**Requirements**
Each entry in the listing below should be restated word for word.

(Figure content listings)

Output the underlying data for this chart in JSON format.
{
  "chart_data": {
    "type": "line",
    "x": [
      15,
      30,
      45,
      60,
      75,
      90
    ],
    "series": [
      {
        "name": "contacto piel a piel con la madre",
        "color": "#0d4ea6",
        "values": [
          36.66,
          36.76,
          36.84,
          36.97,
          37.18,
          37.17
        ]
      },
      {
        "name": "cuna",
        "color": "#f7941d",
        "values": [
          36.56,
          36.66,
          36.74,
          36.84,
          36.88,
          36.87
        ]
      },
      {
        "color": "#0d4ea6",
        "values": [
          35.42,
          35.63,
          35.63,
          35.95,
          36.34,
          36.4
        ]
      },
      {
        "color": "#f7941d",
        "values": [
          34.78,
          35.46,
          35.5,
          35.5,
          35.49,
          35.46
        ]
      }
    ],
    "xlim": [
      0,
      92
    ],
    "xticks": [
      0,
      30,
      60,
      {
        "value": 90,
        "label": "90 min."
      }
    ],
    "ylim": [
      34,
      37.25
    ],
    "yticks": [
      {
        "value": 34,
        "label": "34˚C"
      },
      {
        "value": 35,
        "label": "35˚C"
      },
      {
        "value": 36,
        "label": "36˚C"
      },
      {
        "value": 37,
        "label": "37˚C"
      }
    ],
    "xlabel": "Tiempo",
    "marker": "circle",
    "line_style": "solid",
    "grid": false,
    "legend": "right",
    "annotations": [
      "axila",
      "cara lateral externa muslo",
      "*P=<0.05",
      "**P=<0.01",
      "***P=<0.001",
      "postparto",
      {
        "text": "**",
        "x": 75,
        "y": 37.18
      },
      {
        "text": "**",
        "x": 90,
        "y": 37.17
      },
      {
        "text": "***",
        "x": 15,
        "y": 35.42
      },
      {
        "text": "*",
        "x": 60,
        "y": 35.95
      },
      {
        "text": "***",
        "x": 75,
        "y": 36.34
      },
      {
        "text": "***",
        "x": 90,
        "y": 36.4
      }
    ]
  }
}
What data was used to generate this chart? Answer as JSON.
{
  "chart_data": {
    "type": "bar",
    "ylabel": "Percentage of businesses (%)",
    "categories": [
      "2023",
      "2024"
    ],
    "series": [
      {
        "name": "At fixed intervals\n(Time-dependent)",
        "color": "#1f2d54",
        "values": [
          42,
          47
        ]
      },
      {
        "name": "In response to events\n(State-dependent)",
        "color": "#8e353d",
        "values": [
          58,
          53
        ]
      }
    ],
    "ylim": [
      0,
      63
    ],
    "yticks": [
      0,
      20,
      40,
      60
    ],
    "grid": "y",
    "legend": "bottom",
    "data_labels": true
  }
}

**Response**
Output the underlying data for this chart in JSON format.
{
  "chart_data": {
    "type": "line",
    "x": [
      15,
      30,
      45,
      60,
      75,
      90
    ],
    "series": [
      {
        "name": "contacto piel a piel con la madre",
        "color": "#0d4ea6",
        "values": [
          36.66,
          36.76,
          36.84,
          36.97,
          37.18,
          37.17
        ]
      },
      {
        "name": "cuna",
        "color": "#f7941d",
        "values": [
          36.56,
          36.66,
          36.74,
          36.84,
          36.88,
          36.87
        ]
      },
      {
        "color": "#0d4ea6",
        "values": [
          35.42,
          35.63,
          35.63,
          35.95,
          36.34,
          36.4
        ]
      },
      {
        "color": "#f7941d",
        "values": [
          34.78,
          35.46,
          35.5,
          35.5,
          35.49,
          35.46
        ]
      }
    ],
    "xlim": [
      0,
      92
    ],
    "xticks": [
      0,
      30,
      60,
      {
        "value": 90,
        "label": "90 min."
      }
    ],
    "ylim": [
      34,
      37.25
    ],
    "yticks": [
      {
        "value": 34,
        "label": "34˚C"
      },
      {
        "value": 35,
        "label": "35˚C"
      },
      {
        "value": 36,
        "label": "36˚C"
      },
      {
        "value": 37,
        "label": "37˚C"
      }
    ],
    "xlabel": "Tiempo",
    "marker": "circle",
    "line_style": "solid",
    "grid": false,
    "legend": "right",
    "annotations": [
      "axila",
      "cara lateral externa muslo",
      "*P=<0.05",
      "**P=<0.01",
      "***P=<0.001",
      "postparto",
      {
        "text": "**",
        "x": 75,
        "y": 37.18
      },
      {
        "text": "**",
        "x": 90,
        "y": 37.17
      },
      {
        "text": "***",
        "x": 15,
        "y": 35.42
      },
      {
        "text": "*",
        "x": 60,
        "y": 35.95
      },
      {
        "text": "***",
        "x": 75,
        "y": 36.34
      },
      {
        "text": "***",
        "x": 90,
        "y": 36.4
      }
    ]
  }
}
What data was used to generate this chart? Answer as JSON.
{
  "chart_data": {
    "type": "bar",
    "ylabel": "Percentage of businesses (%)",
    "categories": [
      "2023",
      "2024"
    ],
    "series": [
      {
        "name": "At fixed intervals\n(Time-dependent)",
        "color": "#1f2d54",
        "values": [
          42,
          47
        ]
      },
      {
        "name": "In response to events\n(State-dependent)",
        "color": "#8e353d",
        "values": [
          58,
          53
        ]
      }
    ],
    "ylim": [
      0,
      63
    ],
    "yticks": [
      0,
      20,
      40,
      60
    ],
    "grid": "y",
    "legend": "bottom",
    "data_labels": true
  }
}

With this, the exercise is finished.